▼
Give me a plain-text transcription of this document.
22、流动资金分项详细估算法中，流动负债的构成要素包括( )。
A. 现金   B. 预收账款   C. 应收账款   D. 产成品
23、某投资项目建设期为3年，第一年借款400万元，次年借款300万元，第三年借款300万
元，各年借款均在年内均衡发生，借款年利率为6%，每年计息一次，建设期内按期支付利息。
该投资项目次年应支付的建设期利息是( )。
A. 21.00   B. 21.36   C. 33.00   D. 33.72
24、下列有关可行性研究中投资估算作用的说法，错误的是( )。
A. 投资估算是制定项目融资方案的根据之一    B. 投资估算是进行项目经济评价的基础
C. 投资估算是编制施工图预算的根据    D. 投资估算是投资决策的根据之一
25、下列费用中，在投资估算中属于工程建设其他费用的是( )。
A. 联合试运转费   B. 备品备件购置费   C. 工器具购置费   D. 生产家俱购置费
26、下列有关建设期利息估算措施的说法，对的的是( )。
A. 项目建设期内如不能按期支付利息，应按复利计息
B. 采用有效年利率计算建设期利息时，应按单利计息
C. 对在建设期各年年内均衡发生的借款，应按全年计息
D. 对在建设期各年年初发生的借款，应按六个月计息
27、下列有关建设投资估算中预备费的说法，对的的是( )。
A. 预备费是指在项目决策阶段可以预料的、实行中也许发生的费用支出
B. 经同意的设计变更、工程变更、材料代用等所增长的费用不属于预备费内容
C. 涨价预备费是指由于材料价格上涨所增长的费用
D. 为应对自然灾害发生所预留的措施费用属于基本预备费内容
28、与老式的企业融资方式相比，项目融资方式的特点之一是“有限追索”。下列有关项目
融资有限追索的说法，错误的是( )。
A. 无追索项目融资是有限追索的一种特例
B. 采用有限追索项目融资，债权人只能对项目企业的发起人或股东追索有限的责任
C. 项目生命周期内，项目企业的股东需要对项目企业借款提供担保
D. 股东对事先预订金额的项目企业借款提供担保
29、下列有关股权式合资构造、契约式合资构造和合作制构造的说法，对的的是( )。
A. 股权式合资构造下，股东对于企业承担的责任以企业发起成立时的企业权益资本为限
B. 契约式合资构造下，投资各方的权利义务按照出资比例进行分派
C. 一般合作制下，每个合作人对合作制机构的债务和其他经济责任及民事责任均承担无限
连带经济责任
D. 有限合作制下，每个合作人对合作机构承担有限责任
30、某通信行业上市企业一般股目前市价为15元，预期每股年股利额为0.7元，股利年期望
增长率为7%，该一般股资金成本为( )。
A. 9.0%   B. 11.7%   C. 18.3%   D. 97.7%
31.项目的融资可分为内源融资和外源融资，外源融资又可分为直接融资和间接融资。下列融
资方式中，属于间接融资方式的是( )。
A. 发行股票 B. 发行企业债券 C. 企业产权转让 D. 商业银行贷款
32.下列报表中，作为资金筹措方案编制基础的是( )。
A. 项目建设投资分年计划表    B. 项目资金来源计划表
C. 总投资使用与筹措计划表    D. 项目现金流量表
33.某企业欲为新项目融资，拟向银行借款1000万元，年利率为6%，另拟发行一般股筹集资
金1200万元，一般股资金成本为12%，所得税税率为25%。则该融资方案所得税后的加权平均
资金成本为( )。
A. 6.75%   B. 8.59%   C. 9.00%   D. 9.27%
▲
▼
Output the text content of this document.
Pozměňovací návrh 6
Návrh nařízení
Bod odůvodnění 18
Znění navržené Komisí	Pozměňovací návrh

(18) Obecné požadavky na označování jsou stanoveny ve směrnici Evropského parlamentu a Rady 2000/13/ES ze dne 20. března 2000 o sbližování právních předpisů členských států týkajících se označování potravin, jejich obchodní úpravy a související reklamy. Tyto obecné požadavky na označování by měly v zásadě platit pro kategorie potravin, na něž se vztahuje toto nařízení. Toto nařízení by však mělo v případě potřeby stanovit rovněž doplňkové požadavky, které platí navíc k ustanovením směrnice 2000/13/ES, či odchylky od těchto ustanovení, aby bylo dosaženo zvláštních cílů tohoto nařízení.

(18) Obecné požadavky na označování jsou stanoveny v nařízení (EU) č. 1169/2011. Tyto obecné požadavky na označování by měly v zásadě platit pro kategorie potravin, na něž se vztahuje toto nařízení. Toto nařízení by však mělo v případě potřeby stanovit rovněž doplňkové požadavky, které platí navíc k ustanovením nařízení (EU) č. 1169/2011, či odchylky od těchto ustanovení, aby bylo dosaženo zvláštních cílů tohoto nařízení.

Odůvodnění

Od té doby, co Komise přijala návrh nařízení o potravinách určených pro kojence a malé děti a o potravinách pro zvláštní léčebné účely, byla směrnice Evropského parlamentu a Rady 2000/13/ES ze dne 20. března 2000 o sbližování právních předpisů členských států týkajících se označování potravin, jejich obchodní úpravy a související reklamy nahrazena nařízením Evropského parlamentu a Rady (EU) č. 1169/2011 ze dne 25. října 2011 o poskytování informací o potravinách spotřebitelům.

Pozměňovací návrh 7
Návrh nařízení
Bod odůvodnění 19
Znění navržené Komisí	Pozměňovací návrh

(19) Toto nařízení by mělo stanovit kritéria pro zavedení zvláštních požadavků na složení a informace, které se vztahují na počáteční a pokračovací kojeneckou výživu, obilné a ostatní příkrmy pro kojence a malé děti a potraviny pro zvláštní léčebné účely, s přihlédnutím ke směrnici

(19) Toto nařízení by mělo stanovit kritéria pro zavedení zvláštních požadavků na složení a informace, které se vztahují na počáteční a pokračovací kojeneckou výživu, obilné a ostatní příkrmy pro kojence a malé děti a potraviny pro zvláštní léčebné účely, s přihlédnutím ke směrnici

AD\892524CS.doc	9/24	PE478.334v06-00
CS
▲
> What is needed
Your answer should be a single number: how many lines in the data above include "navíc"?

> Written solution
2